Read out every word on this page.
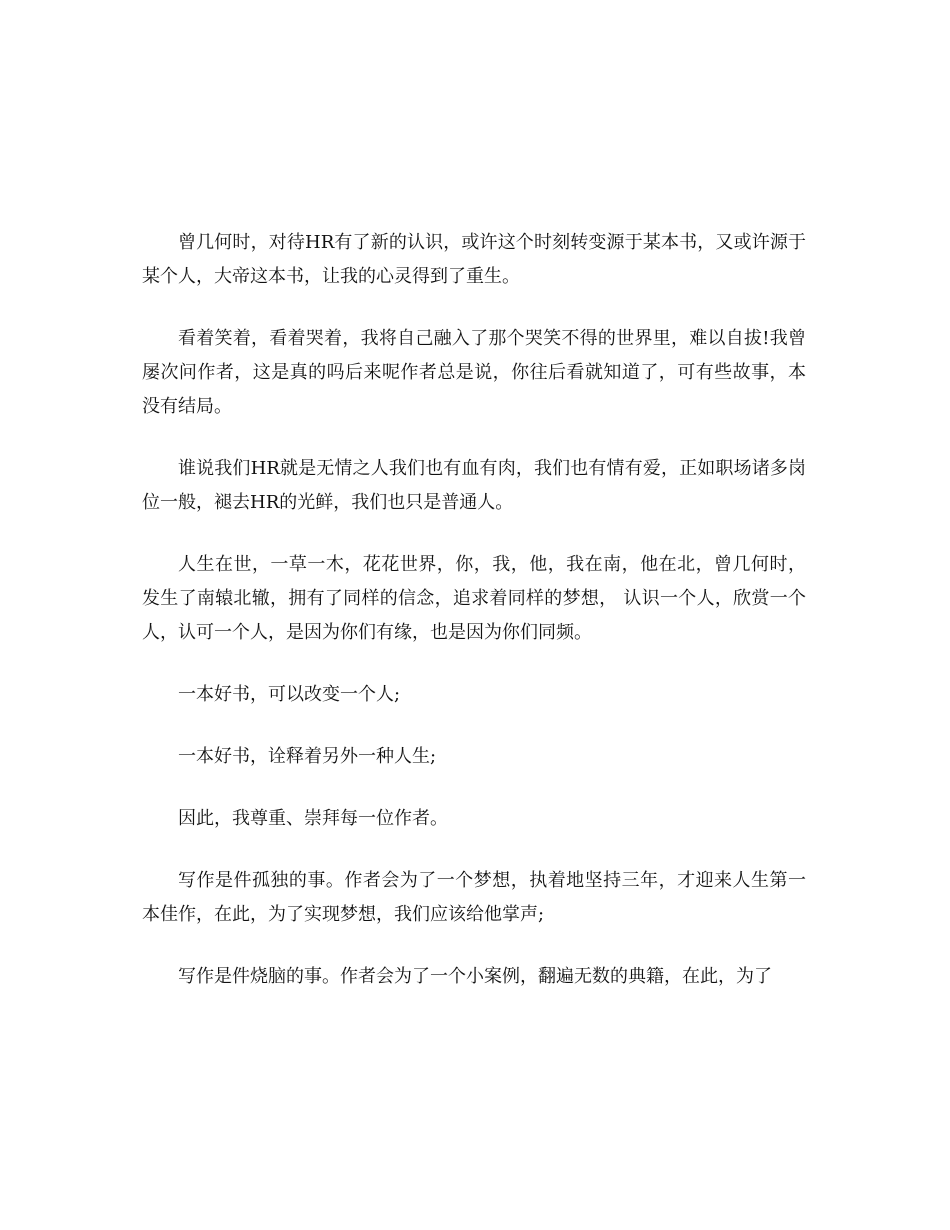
曾几何时，对待HR有了新的认识，或许这个时刻转变源于某本书，又或许源于某个人，大帝这本书，让我的心灵得到了重生。

看着笑着，看着哭着，我将自己融入了那个哭笑不得的世界里，难以自拔!我曾屡次问作者，这是真的吗后来呢作者总是说，你往后看就知道了，可有些故事，本没有结局。

谁说我们HR就是无情之人我们也有血有肉，我们也有情有爱，正如职场诸多岗位一般，褪去HR的光鲜，我们也只是普通人。

人生在世，一草一木，花花世界，你，我，他，我在南，他在北，曾几何时，发生了南辕北辙，拥有了同样的信念，追求着同样的梦想， 认识一个人，欣赏一个人，认可一个人，是因为你们有缘，也是因为你们同频。

一本好书，可以改变一个人;

一本好书，诠释着另外一种人生;

因此，我尊重、崇拜每一位作者。

写作是件孤独的事。作者会为了一个梦想，执着地坚持三年，才迎来人生第一本佳作，在此，为了实现梦想，我们应该给他掌声;

写作是件烧脑的事。作者会为了一个小案例，翻遍无数的典籍，在此，为了
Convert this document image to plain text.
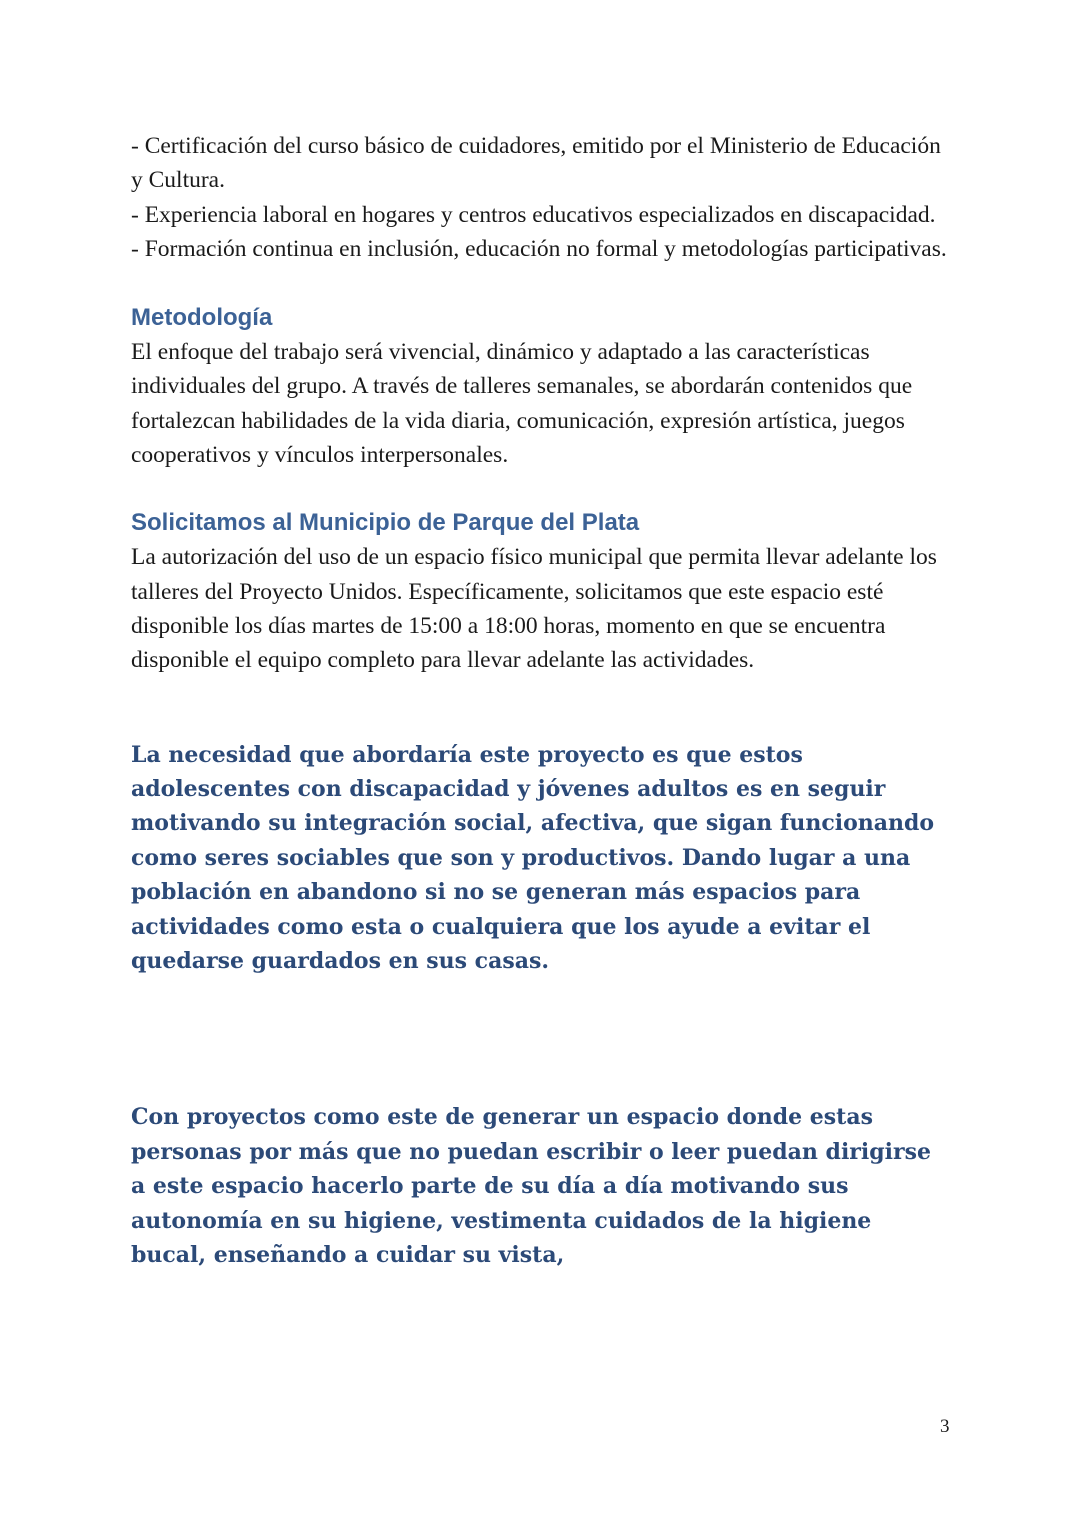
- Certificación del curso básico de cuidadores, emitido por el Ministerio de Educación y Cultura.
- Experiencia laboral en hogares y centros educativos especializados en discapacidad.
- Formación continua en inclusión, educación no formal y metodologías participativas.

Metodología

El enfoque del trabajo será vivencial, dinámico y adaptado a las características individuales del grupo. A través de talleres semanales, se abordarán contenidos que fortalezcan habilidades de la vida diaria, comunicación, expresión artística, juegos cooperativos y vínculos interpersonales.

Solicitamos al Municipio de Parque del Plata

La autorización del uso de un espacio físico municipal que permita llevar adelante los talleres del Proyecto Unidos. Específicamente, solicitamos que este espacio esté disponible los días martes de 15:00 a 18:00 horas, momento en que se encuentra disponible el equipo completo para llevar adelante las actividades.

La necesidad que abordaría este proyecto es que estos adolescentes con discapacidad y jóvenes adultos es en seguir motivando su integración social, afectiva, que sigan funcionando como seres sociables que son y productivos. Dando lugar a una población en abandono si no se generan más espacios para actividades como esta o cualquiera que los ayude a evitar el quedarse guardados en sus casas.

Con proyectos como este de generar un espacio donde estas personas por más que no puedan escribir o leer puedan dirigirse a este espacio hacerlo parte de su día a día motivando sus autonomía en su higiene, vestimenta cuidados de la higiene bucal, enseñando a cuidar su vista,

3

* * * * * * * * *

▶ **Given request**: Identify the lines that hold the word "este". Copy every one of them.

▶ **Final result**:
La autorización del uso de un espacio físico municipal que permita llevar adelante los talleres del Proyecto Unidos. Específicamente, solicitamos que este espacio esté disponible los días martes de 15:00 a 18:00 horas, momento en que se encuentra disponible el equipo completo para llevar adelante las actividades.
La necesidad que abordaría este proyecto es que estos adolescentes con discapacidad y jóvenes adultos es en seguir motivando su integración social, afectiva, que sigan funcionando como seres sociables que son y productivos. Dando lugar a una población en abandono si no se generan más espacios para actividades como esta o cualquiera que los ayude a evitar el quedarse guardados en sus casas.
Con proyectos como este de generar un espacio donde estas personas por más que no puedan escribir o leer puedan dirigirse a este espacio hacerlo parte de su día a día motivando sus autonomía en su higiene, vestimenta cuidados de la higiene bucal, enseñando a cuidar su vista,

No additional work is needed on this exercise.